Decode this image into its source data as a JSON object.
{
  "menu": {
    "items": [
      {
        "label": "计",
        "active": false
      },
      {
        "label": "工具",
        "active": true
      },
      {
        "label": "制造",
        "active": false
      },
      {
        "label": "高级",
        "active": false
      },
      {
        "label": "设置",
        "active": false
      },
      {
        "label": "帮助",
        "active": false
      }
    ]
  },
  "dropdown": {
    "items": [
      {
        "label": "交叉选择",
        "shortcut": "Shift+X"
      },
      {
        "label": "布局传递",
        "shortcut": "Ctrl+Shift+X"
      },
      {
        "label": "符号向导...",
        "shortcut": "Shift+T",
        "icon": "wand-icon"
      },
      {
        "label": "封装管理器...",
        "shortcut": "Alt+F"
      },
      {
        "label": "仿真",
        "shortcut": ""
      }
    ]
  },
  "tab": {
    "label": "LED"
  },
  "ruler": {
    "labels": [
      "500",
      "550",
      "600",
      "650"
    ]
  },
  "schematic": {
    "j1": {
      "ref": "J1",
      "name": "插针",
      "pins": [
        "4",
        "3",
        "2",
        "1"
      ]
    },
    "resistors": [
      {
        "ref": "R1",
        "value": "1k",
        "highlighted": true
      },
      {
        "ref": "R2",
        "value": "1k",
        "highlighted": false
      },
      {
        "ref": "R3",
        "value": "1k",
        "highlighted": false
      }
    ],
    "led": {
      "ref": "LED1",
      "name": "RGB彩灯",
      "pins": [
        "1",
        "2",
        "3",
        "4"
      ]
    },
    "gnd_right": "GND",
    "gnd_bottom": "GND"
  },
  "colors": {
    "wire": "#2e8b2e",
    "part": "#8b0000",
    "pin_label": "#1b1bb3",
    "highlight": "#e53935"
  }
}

::::

Reproduce every entry shown above, precisely as it stands.

Decode this image into its source data as a JSON object.
{
  "menu": {
    "items": [
      {
        "label": "计",
        "active": false
      },
      {
        "label": "工具",
        "active": true
      },
      {
        "label": "制造",
        "active": false
      },
      {
        "label": "高级",
        "active": false
      },
      {
        "label": "设置",
        "active": false
      },
      {
        "label": "帮助",
        "active": false
      }
    ]
  },
  "dropdown": {
    "items": [
      {
        "label": "交叉选择",
        "shortcut": "Shift+X"
      },
      {
        "label": "布局传递",
        "shortcut": "Ctrl+Shift+X"
      },
      {
        "label": "符号向导...",
        "shortcut": "Shift+T",
        "icon": "wand-icon"
      },
      {
        "label": "封装管理器...",
        "shortcut": "Alt+F"
      },
      {
        "label": "仿真",
        "shortcut": ""
      }
    ]
  },
  "tab": {
    "label": "LED"
  },
  "ruler": {
    "labels": [
      "500",
      "550",
      "600",
      "650"
    ]
  },
  "schematic": {
    "j1": {
      "ref": "J1",
      "name": "插针",
      "pins": [
        "4",
        "3",
        "2",
        "1"
      ]
    },
    "resistors": [
      {
        "ref": "R1",
        "value": "1k",
        "highlighted": true
      },
      {
        "ref": "R2",
        "value": "1k",
        "highlighted": false
      },
      {
        "ref": "R3",
        "value": "1k",
        "highlighted": false
      }
    ],
    "led": {
      "ref": "LED1",
      "name": "RGB彩灯",
      "pins": [
        "1",
        "2",
        "3",
        "4"
      ]
    },
    "gnd_right": "GND",
    "gnd_bottom": "GND"
  },
  "colors": {
    "wire": "#2e8b2e",
    "part": "#8b0000",
    "pin_label": "#1b1bb3",
    "highlight": "#e53935"
  }
}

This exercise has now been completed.